WRITTEN REQUEST: Look through the data below. Collect every line where the word "immer" occurs.

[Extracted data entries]
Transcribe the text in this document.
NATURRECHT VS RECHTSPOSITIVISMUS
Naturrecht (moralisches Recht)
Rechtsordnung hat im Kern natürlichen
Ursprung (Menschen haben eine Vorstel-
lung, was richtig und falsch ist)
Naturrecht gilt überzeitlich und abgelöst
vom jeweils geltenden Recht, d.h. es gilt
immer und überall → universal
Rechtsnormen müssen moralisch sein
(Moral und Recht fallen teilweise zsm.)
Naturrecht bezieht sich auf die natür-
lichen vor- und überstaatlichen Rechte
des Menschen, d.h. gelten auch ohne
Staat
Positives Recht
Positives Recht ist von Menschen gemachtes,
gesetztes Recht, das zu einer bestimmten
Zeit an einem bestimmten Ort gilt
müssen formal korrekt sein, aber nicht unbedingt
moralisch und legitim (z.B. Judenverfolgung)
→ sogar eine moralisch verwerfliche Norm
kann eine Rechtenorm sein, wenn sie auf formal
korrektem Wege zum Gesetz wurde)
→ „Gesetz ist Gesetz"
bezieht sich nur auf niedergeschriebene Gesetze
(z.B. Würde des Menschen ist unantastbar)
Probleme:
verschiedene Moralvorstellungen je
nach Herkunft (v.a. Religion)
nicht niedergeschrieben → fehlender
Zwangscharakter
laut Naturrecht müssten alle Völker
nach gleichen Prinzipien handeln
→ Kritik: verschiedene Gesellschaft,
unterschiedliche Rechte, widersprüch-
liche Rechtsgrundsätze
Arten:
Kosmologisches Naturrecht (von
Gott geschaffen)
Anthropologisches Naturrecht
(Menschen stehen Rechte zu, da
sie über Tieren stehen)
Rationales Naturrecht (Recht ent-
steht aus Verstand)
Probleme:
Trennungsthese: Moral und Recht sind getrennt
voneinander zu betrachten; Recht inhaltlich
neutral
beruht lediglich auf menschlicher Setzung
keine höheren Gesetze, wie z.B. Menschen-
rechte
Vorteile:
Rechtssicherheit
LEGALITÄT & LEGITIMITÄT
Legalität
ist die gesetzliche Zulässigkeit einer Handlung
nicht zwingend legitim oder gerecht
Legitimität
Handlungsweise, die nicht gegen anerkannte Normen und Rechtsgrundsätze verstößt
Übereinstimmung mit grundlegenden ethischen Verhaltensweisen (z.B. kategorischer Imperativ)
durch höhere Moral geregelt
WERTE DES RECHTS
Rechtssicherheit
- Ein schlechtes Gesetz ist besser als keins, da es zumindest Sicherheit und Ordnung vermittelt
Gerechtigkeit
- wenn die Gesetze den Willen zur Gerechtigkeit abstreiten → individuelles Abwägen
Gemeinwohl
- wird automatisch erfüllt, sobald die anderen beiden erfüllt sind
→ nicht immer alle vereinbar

FINISHED ANSWER:
immer und überall → universal
→ nicht immer alle vereinbar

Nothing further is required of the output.